--- Problem ---
From the entries below, pull out each line where "Wellington" appears.

══════════════════════════════

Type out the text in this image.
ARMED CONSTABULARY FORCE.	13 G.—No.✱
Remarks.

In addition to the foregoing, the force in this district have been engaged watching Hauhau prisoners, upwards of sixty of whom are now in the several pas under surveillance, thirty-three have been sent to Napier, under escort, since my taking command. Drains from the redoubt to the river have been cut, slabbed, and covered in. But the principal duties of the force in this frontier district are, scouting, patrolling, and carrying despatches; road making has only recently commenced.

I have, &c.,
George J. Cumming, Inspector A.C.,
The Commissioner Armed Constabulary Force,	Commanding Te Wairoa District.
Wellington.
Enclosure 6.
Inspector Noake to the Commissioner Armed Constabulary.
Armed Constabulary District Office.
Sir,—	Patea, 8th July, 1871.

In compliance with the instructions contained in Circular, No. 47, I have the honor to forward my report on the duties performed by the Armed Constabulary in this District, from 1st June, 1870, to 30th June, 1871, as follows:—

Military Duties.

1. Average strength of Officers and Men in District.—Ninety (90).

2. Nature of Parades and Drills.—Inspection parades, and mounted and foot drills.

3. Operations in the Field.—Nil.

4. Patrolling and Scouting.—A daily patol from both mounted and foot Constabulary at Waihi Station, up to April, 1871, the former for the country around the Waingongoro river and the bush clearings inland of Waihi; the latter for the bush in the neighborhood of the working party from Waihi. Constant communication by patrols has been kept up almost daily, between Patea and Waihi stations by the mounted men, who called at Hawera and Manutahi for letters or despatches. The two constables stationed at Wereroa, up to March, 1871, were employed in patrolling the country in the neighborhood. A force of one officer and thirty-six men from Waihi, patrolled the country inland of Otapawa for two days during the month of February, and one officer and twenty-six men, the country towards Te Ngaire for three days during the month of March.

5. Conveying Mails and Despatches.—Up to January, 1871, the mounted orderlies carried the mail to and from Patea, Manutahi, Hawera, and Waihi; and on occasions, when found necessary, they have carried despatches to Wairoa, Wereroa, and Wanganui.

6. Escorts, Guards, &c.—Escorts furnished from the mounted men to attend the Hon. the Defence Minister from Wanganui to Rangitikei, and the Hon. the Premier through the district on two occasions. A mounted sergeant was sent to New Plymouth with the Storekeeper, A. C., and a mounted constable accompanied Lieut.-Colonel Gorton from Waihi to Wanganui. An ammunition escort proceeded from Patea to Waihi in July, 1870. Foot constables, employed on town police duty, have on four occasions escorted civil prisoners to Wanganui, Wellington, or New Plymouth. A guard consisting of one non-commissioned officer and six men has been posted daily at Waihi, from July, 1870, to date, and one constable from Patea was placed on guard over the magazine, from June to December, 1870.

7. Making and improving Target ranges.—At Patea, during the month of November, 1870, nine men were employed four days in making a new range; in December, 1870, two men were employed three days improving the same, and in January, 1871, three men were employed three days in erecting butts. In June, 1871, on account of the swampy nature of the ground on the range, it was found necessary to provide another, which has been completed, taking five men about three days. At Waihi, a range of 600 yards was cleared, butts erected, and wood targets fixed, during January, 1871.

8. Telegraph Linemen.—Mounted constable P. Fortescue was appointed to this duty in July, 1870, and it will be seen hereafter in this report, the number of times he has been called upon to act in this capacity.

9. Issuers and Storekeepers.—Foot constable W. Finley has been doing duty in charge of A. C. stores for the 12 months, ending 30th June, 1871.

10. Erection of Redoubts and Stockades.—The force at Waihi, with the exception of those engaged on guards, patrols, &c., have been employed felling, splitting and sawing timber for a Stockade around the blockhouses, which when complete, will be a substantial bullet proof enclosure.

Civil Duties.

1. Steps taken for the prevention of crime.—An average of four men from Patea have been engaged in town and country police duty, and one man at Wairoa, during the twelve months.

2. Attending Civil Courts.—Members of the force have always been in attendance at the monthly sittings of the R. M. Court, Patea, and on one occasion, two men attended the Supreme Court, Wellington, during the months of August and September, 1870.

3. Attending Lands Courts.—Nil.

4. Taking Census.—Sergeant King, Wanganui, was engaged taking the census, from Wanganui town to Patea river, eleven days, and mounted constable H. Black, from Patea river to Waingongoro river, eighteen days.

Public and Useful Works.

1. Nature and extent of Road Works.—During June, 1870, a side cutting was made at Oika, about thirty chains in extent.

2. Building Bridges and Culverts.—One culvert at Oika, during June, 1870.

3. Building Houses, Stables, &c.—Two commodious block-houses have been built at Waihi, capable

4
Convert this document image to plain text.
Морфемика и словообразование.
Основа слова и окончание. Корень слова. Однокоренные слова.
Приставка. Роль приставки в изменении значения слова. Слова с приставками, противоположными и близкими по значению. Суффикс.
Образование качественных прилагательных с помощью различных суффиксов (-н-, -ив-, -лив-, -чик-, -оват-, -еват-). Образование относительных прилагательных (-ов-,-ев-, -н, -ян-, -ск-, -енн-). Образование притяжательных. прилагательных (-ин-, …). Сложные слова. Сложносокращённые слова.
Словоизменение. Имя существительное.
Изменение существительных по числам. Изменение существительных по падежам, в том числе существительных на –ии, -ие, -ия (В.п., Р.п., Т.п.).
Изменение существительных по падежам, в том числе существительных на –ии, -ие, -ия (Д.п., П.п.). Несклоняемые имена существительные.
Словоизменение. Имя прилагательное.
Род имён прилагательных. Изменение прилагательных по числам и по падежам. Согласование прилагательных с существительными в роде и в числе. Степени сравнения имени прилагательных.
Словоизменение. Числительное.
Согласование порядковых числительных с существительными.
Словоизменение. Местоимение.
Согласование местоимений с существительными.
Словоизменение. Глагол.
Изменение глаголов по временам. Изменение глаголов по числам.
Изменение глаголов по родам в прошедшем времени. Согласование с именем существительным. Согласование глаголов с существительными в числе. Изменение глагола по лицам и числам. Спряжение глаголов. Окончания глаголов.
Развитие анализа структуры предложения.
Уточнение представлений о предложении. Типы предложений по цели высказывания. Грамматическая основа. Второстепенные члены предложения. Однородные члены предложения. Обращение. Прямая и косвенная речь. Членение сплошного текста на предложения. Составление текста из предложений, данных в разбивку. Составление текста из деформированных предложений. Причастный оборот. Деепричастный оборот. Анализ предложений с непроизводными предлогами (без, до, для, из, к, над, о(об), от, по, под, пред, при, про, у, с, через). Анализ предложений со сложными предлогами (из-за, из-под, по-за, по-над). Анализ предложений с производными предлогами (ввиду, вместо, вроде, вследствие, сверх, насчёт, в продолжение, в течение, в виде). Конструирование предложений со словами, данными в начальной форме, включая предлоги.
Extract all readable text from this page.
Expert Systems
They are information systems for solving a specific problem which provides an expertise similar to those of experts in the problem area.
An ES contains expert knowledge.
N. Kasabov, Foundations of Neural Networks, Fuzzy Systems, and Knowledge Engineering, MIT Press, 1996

══════════════════════════════

--- Reply ---
Wellington.
6. Escorts, Guards, &c.—Escorts furnished from the mounted men to attend the Hon. the Defence Minister from Wanganui to Rangitikei, and the Hon. the Premier through the district on two occasions. A mounted sergeant was sent to New Plymouth with the Storekeeper, A. C., and a mounted constable accompanied Lieut.-Colonel Gorton from Waihi to Wanganui. An ammunition escort proceeded from Patea to Waihi in July, 1870. Foot constables, employed on town police duty, have on four occasions escorted civil prisoners to Wanganui, Wellington, or New Plymouth. A guard consisting of one non-commissioned officer and six men has been posted daily at Waihi, from July, 1870, to date, and one constable from Patea was placed on guard over the magazine, from June to December, 1870.
2. Attending Civil Courts.—Members of the force have always been in attendance at the monthly sittings of the R. M. Court, Patea, and on one occasion, two men attended the Supreme Court, Wellington, during the months of August and September, 1870.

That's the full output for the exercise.